>> Start Data rows
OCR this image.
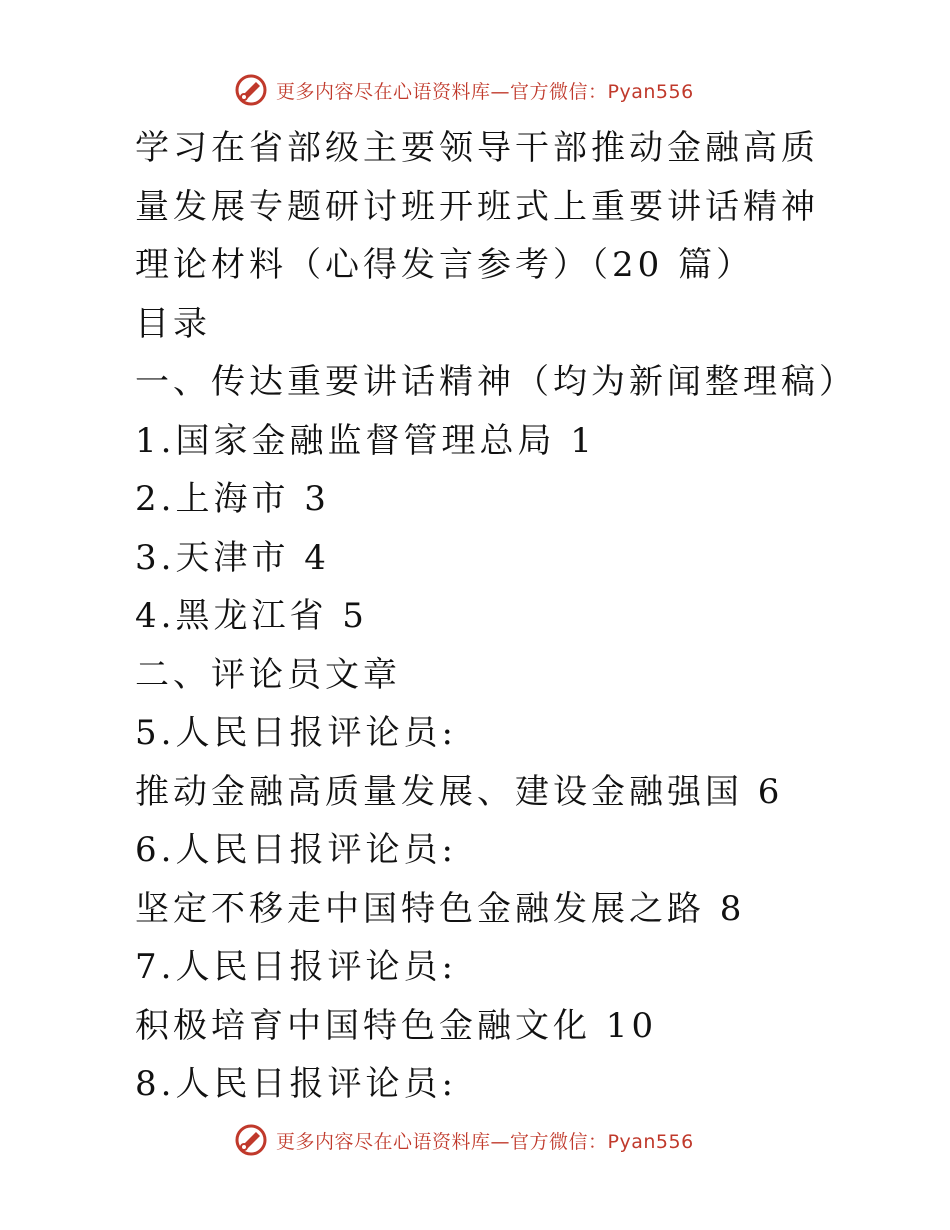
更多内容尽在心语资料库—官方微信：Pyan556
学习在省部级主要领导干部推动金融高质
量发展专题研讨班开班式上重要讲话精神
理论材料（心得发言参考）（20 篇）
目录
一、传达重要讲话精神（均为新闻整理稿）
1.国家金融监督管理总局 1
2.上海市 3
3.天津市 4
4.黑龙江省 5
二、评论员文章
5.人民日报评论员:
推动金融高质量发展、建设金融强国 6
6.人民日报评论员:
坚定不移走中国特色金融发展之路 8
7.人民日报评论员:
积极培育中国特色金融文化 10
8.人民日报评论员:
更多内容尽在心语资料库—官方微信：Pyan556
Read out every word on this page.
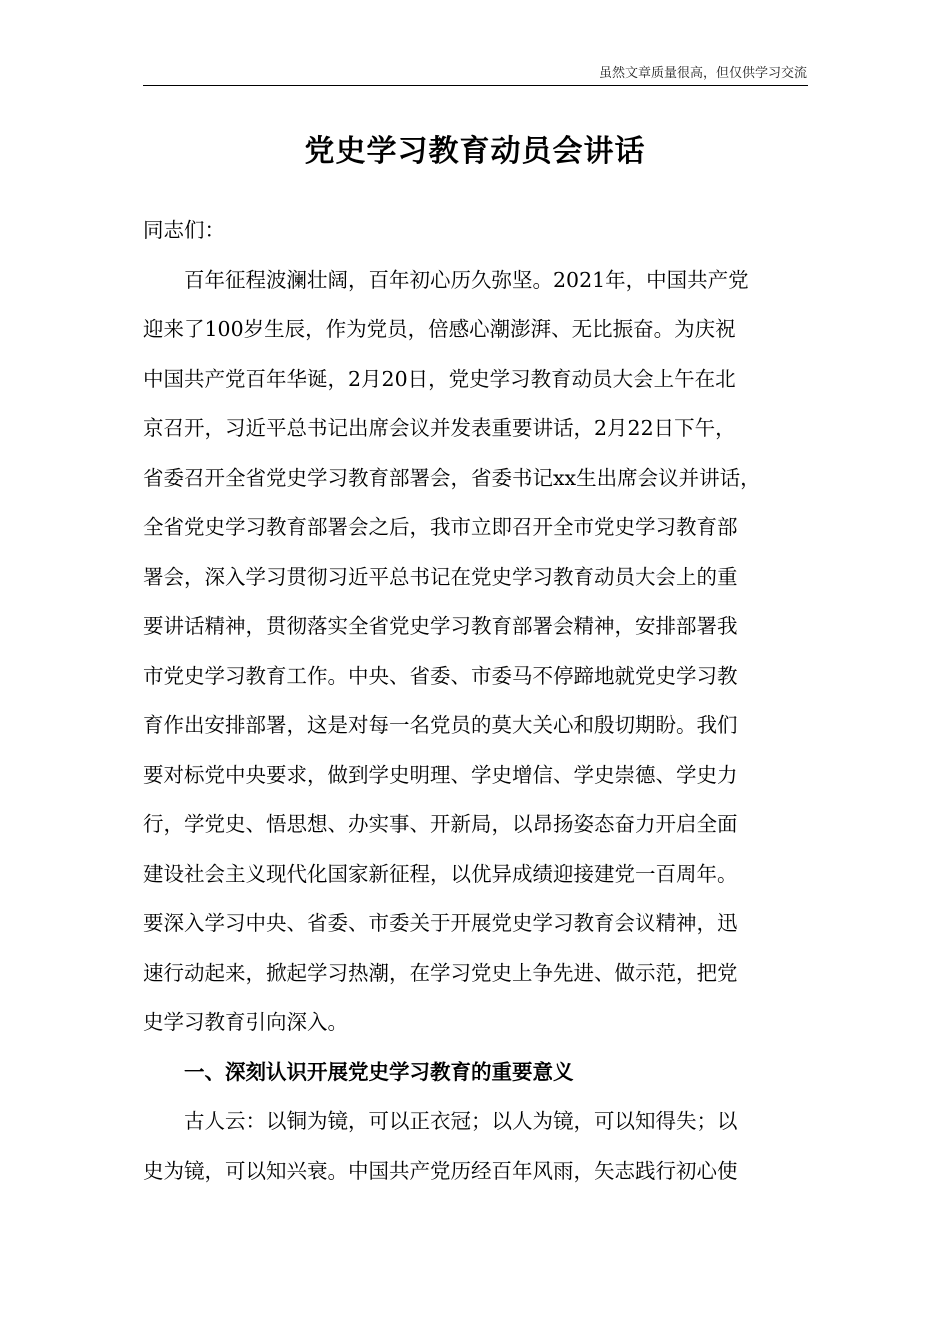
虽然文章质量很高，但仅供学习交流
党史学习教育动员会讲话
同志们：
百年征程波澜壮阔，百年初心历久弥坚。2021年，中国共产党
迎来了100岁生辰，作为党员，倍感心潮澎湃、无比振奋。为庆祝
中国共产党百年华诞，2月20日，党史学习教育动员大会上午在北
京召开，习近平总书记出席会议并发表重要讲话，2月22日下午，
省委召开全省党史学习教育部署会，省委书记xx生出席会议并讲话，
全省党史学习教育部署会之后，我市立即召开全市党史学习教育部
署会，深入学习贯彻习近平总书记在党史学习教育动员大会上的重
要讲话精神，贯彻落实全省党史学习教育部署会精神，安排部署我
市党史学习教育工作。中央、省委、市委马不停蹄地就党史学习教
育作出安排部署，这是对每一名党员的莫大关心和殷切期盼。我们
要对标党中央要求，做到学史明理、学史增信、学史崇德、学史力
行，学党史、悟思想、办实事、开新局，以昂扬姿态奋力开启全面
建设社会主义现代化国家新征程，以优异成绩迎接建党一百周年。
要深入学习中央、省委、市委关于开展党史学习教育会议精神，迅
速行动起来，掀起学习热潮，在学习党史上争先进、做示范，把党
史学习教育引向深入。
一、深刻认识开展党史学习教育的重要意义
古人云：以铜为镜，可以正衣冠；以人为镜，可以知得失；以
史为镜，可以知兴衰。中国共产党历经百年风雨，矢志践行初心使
>> End Data rows
[Exercise description] Identify the lines in the entries above that contain "this", then copy them out.

[Solved exercise]
OCR this image.
Read out every word on this page.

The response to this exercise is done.